╔══
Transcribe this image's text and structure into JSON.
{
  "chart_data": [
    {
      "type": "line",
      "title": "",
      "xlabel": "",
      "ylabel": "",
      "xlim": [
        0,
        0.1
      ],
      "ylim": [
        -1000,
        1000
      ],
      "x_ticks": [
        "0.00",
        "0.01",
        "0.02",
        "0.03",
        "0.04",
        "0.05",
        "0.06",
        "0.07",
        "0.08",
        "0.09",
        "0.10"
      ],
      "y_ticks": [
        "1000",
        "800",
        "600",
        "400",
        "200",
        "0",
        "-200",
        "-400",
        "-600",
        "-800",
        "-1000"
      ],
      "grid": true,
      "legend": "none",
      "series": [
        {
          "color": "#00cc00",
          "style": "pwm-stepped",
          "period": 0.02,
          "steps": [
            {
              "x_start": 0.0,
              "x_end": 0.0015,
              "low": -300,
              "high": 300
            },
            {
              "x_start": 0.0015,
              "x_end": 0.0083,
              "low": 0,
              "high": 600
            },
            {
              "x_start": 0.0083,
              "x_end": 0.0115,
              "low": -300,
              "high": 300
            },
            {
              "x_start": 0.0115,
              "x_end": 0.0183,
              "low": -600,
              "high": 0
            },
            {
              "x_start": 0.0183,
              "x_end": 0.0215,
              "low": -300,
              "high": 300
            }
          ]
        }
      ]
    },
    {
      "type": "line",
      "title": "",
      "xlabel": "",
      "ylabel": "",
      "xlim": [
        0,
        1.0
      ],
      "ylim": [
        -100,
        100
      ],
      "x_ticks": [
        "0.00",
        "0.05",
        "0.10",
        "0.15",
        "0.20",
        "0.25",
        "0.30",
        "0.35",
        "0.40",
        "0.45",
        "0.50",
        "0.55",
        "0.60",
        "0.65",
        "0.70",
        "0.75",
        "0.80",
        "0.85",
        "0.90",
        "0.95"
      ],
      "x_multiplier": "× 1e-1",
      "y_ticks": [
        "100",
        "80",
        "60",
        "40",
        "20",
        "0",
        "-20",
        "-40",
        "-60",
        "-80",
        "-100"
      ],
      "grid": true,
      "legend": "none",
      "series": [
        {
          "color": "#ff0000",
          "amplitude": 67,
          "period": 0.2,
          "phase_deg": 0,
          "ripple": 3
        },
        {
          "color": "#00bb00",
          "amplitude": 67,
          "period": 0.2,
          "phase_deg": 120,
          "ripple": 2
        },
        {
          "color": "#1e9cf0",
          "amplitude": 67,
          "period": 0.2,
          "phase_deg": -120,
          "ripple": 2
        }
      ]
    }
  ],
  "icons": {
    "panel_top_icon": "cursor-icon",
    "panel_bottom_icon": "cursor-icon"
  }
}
╚══
**Task prompt:** Retype the data exactly as given.

**Solution for this problem:**
Transcribe this image's text and structure into JSON.
{
  "chart_data": [
    {
      "type": "line",
      "title": "",
      "xlabel": "",
      "ylabel": "",
      "xlim": [
        0,
        0.1
      ],
      "ylim": [
        -1000,
        1000
      ],
      "x_ticks": [
        "0.00",
        "0.01",
        "0.02",
        "0.03",
        "0.04",
        "0.05",
        "0.06",
        "0.07",
        "0.08",
        "0.09",
        "0.10"
      ],
      "y_ticks": [
        "1000",
        "800",
        "600",
        "400",
        "200",
        "0",
        "-200",
        "-400",
        "-600",
        "-800",
        "-1000"
      ],
      "grid": true,
      "legend": "none",
      "series": [
        {
          "color": "#00cc00",
          "style": "pwm-stepped",
          "period": 0.02,
          "steps": [
            {
              "x_start": 0.0,
              "x_end": 0.0015,
              "low": -300,
              "high": 300
            },
            {
              "x_start": 0.0015,
              "x_end": 0.0083,
              "low": 0,
              "high": 600
            },
            {
              "x_start": 0.0083,
              "x_end": 0.0115,
              "low": -300,
              "high": 300
            },
            {
              "x_start": 0.0115,
              "x_end": 0.0183,
              "low": -600,
              "high": 0
            },
            {
              "x_start": 0.0183,
              "x_end": 0.0215,
              "low": -300,
              "high": 300
            }
          ]
        }
      ]
    },
    {
      "type": "line",
      "title": "",
      "xlabel": "",
      "ylabel": "",
      "xlim": [
        0,
        1.0
      ],
      "ylim": [
        -100,
        100
      ],
      "x_ticks": [
        "0.00",
        "0.05",
        "0.10",
        "0.15",
        "0.20",
        "0.25",
        "0.30",
        "0.35",
        "0.40",
        "0.45",
        "0.50",
        "0.55",
        "0.60",
        "0.65",
        "0.70",
        "0.75",
        "0.80",
        "0.85",
        "0.90",
        "0.95"
      ],
      "x_multiplier": "× 1e-1",
      "y_ticks": [
        "100",
        "80",
        "60",
        "40",
        "20",
        "0",
        "-20",
        "-40",
        "-60",
        "-80",
        "-100"
      ],
      "grid": true,
      "legend": "none",
      "series": [
        {
          "color": "#ff0000",
          "amplitude": 67,
          "period": 0.2,
          "phase_deg": 0,
          "ripple": 3
        },
        {
          "color": "#00bb00",
          "amplitude": 67,
          "period": 0.2,
          "phase_deg": 120,
          "ripple": 2
        },
        {
          "color": "#1e9cf0",
          "amplitude": 67,
          "period": 0.2,
          "phase_deg": -120,
          "ripple": 2
        }
      ]
    }
  ],
  "icons": {
    "panel_top_icon": "cursor-icon",
    "panel_bottom_icon": "cursor-icon"
  }
}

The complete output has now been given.